Excerpt provided

------------------------------------------------------------

Archana Hande’s critique of beauty myths and packaged urban spaces captivates Trisha Gupta. (Please click on the link below for images)
Archana Hande’s All is Fair in Magic White at Nature Morte Annex, New Delhi, from February 26th to March 21st, was a quirky, tongue-in-cheek interweaving of several seemingly unconnected issues – urbanization, history and its erasure on the one hand and class, race and notions of beauty on the other.
A large part of the exhibition comprised framed pictures made by block-printing on fabric, although there were some painted scrolls attached to wooden dowels and an animation video which drew on the pictures and scrolls for its characters and scenario. What worked well was Hande’s choice of pictorial style. The self-created block-print motifs, repeated and combined in different ways, enhanced the vivid fable-like quality of the works.
But despite its winsome storytelling and videogame heroines, All is Fair provided no happy endings. The narrative of the whole show hinged on three superwomen-like figures – industrialists’ wives from South Bombay (the accompanying text told us) – who decide Dharavi is “THE cause to pursue”. They skim over the city’s surface, arriving at a Dharavi all mapped and ready to receive their interventions, its various industries highlighted as if in a school project: embroidery, leather work, pottery. They encounter a businessman called Ali, who refuses their offers of assistance, and poses this riddle instead: “When I was poor my daughter was born black, and when I became rich, my second daughter was born fair. Why so? Is there a relationship between class and race?” In response, the superwomen design a fairness product called Magic White.

------------------------------------------------------------

Information supplied
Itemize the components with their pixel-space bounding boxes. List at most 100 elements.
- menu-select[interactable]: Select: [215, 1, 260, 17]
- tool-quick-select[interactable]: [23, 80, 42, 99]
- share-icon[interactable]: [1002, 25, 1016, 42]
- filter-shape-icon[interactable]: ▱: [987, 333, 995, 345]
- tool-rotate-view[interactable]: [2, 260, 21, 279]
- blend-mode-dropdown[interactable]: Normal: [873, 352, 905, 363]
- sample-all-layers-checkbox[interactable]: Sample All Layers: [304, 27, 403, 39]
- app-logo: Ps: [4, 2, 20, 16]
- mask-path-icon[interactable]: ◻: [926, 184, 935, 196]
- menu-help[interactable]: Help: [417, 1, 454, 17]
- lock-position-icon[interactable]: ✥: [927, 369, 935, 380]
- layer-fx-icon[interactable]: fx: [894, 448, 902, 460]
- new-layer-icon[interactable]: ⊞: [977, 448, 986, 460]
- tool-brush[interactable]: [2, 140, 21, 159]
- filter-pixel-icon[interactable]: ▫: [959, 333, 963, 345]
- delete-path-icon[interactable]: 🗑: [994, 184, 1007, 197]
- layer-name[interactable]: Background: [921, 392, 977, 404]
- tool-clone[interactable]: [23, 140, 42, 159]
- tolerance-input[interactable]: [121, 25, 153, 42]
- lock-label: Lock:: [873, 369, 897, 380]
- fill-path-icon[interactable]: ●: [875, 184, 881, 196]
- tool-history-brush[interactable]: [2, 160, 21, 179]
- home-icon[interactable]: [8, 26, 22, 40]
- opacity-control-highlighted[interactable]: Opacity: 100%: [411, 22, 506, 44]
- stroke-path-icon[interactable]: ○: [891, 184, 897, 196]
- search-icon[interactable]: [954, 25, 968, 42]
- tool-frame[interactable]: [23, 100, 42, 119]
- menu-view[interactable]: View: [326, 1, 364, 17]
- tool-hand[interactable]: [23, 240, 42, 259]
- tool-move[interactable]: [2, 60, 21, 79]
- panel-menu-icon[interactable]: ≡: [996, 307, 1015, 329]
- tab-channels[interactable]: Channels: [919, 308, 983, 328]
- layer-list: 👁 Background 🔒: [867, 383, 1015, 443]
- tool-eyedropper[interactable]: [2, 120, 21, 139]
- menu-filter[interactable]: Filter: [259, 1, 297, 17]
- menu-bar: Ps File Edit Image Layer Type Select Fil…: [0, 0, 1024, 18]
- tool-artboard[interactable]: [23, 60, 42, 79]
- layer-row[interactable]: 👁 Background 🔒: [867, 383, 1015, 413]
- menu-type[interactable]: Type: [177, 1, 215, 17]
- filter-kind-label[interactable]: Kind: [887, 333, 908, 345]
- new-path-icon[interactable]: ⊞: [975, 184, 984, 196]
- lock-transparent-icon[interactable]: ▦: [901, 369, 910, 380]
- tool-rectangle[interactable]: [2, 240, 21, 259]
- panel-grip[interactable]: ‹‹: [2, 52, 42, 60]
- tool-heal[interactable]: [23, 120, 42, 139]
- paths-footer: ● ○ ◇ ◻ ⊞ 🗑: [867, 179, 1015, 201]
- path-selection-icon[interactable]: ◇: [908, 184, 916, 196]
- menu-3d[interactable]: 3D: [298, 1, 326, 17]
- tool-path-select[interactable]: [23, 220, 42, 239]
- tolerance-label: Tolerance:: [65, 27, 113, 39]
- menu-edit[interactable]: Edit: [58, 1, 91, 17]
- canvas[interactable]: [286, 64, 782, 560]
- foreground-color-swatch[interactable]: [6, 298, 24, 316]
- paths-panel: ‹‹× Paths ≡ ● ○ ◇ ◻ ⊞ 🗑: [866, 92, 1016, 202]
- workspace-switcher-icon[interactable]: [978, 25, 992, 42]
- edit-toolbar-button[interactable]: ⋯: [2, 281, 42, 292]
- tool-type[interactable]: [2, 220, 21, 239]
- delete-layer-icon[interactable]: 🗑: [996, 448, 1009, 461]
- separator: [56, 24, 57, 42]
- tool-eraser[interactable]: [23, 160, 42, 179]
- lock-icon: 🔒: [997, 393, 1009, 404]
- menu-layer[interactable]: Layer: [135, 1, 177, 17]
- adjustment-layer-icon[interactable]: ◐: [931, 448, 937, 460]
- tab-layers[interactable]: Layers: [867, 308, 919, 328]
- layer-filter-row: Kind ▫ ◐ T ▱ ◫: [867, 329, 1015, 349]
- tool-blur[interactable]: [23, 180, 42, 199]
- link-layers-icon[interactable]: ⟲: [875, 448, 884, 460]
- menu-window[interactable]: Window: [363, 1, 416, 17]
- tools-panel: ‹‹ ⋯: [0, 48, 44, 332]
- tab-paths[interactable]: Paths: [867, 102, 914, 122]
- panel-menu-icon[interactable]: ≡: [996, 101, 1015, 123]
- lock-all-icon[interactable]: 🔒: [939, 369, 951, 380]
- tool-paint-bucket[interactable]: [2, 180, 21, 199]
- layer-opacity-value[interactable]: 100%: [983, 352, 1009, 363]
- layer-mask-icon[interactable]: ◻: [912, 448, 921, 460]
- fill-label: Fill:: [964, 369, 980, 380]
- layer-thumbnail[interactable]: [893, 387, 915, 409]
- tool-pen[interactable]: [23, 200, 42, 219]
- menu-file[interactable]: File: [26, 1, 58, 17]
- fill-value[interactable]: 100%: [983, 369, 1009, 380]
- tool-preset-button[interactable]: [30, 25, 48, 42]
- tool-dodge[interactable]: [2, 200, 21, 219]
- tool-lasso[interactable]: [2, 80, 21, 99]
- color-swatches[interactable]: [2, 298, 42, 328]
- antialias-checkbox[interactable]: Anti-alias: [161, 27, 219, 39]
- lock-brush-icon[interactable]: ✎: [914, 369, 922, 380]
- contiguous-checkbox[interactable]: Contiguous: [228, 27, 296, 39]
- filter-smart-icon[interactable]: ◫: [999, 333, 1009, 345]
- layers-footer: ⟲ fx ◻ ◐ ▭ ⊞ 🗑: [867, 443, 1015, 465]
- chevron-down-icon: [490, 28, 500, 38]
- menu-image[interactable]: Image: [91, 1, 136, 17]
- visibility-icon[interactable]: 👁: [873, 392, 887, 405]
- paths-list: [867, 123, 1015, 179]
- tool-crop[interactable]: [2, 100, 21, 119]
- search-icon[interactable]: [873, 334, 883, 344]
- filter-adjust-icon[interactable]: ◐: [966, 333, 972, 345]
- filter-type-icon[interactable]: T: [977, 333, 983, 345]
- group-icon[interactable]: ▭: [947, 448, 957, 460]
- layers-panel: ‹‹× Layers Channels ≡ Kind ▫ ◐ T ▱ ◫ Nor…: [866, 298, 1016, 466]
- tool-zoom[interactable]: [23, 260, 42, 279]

------------------------------------------------------------

Exercise prompt
Retype the stretch of the exhibition review from "But despite its" through "called Magic White." word for word.

Exercise answer
But despite its winsome storytelling and videogame heroines, All is Fair provided no happy endings. The narrative of the whole show hinged on three superwomen-like figures – industrialists’ wives from South Bombay (the accompanying text told us) – who decide Dharavi is “THE cause to pursue”. They skim over the city’s surface, arriving at a Dharavi all mapped and ready to receive their interventions, its various industries highlighted as if in a school project: embroidery, leather work, pottery. They encounter a businessman called Ali, who refuses their offers of assistance, and poses this riddle instead: “When I was poor my daughter was born black, and when I became rich, my second daughter was born fair. Why so? Is there a relationship between class and race?” In response, the superwomen design a fairness product called Magic White.